Collected data entries:
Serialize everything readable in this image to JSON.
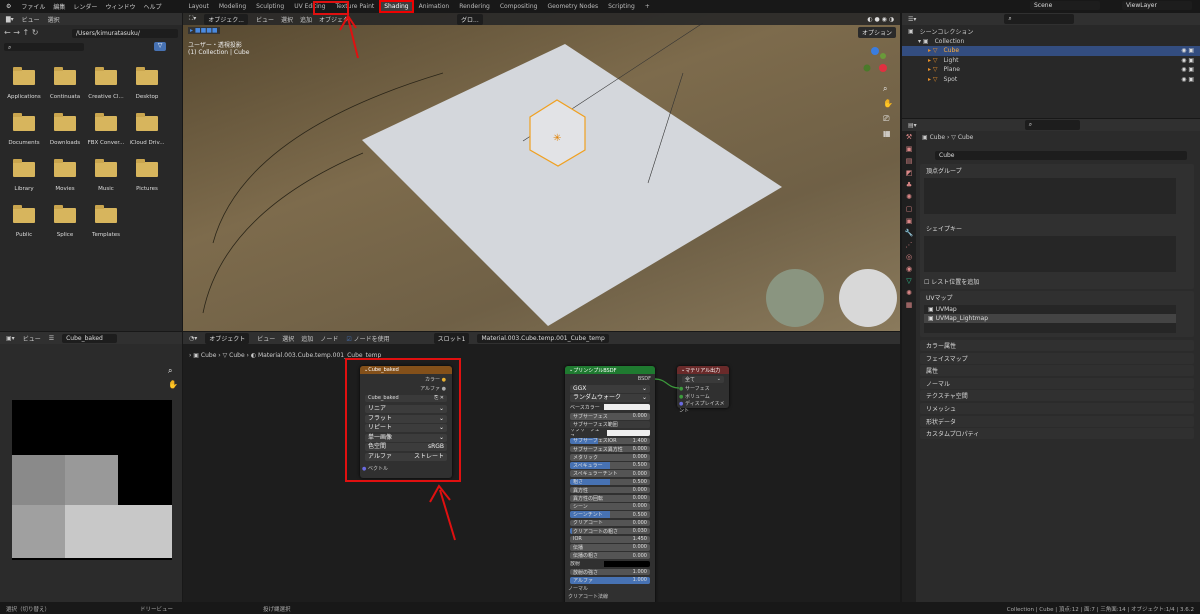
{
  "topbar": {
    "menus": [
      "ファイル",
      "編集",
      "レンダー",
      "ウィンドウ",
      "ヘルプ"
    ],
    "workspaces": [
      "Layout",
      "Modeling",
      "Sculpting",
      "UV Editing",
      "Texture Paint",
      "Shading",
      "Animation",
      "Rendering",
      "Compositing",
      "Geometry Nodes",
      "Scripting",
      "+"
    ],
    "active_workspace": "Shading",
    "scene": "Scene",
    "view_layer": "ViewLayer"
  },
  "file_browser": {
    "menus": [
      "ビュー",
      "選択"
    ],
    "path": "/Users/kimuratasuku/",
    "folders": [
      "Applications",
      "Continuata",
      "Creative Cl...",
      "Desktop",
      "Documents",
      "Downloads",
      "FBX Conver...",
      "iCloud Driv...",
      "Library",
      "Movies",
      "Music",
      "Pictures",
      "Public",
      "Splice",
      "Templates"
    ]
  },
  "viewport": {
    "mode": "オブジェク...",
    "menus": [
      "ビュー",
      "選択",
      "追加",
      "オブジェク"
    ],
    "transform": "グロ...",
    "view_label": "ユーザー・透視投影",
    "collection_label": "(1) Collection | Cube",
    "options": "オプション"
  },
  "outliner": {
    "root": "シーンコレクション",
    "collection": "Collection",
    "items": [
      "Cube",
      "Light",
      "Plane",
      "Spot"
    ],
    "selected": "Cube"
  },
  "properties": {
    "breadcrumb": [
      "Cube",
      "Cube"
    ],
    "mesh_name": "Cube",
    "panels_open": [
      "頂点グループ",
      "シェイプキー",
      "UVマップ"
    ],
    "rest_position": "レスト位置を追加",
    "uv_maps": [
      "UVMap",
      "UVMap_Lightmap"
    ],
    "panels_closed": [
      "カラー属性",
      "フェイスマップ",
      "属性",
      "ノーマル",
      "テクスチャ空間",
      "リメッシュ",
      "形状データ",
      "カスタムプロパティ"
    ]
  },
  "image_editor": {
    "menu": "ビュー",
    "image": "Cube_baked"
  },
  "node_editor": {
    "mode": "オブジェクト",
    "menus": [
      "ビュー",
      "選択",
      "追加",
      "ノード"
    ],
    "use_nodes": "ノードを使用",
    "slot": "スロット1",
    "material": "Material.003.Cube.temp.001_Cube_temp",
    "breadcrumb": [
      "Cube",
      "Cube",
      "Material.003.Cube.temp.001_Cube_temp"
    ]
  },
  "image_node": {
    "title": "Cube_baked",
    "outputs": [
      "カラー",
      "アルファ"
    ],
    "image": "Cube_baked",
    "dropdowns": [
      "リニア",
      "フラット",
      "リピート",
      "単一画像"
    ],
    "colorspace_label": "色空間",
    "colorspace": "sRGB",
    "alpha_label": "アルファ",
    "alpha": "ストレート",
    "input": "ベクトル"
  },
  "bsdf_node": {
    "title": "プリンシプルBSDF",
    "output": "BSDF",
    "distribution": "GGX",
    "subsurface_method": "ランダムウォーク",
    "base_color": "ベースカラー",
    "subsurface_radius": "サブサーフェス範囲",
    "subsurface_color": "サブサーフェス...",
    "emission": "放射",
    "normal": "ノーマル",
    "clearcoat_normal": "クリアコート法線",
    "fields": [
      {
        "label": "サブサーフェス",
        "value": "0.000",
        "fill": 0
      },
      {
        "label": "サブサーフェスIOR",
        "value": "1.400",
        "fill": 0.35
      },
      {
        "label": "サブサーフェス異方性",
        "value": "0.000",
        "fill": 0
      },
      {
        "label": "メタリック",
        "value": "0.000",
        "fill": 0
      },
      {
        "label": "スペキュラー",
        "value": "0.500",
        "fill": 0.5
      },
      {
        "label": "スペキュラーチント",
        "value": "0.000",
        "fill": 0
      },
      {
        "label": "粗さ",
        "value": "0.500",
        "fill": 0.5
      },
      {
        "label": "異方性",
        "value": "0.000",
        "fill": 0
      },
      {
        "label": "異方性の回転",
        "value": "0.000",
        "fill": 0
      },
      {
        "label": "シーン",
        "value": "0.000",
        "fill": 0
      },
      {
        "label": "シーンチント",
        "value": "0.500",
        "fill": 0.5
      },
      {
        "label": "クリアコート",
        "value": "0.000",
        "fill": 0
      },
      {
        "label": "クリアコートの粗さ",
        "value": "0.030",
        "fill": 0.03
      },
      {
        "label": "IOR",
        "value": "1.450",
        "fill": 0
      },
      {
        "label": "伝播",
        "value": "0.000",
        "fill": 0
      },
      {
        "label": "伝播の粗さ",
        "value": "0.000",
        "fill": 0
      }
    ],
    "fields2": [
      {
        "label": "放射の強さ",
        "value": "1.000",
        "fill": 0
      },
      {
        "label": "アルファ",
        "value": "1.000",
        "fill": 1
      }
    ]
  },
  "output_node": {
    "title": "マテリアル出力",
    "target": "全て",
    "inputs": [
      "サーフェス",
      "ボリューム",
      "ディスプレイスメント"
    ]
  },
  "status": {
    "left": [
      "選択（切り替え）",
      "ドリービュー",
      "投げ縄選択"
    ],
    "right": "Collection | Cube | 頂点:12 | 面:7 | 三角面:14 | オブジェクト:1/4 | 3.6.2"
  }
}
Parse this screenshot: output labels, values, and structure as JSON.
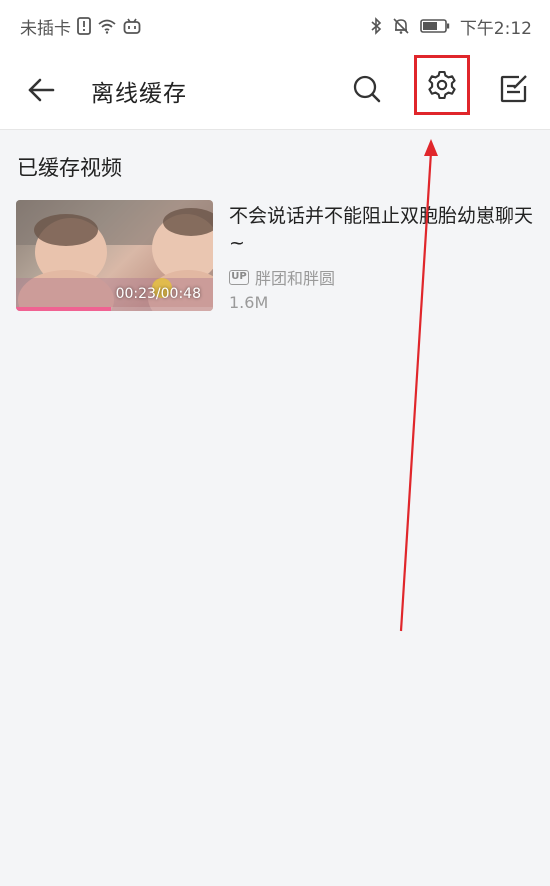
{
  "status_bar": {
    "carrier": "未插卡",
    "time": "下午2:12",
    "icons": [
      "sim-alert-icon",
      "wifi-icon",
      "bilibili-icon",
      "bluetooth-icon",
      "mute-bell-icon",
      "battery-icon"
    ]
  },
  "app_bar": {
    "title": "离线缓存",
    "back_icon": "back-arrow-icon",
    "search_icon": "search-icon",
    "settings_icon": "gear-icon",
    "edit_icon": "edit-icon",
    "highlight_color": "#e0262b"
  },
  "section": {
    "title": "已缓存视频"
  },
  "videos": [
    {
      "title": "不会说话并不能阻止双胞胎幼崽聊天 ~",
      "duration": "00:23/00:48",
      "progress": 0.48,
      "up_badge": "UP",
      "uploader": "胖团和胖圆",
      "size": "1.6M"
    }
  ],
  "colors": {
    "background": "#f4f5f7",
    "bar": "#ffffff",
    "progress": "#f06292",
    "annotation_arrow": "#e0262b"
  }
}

▶ [Objective] All lines holding the word "title" should be picked out and copied.

▶ [Result]
    "title": "Cube_baked",
    "title": "プリンシプルBSDF",
    "title": "マテリアル出力",
    "title": "离线缓存",
    "title": "已缓存视频"
      "title": "不会说话并不能阻止双胞胎幼崽聊天 ~",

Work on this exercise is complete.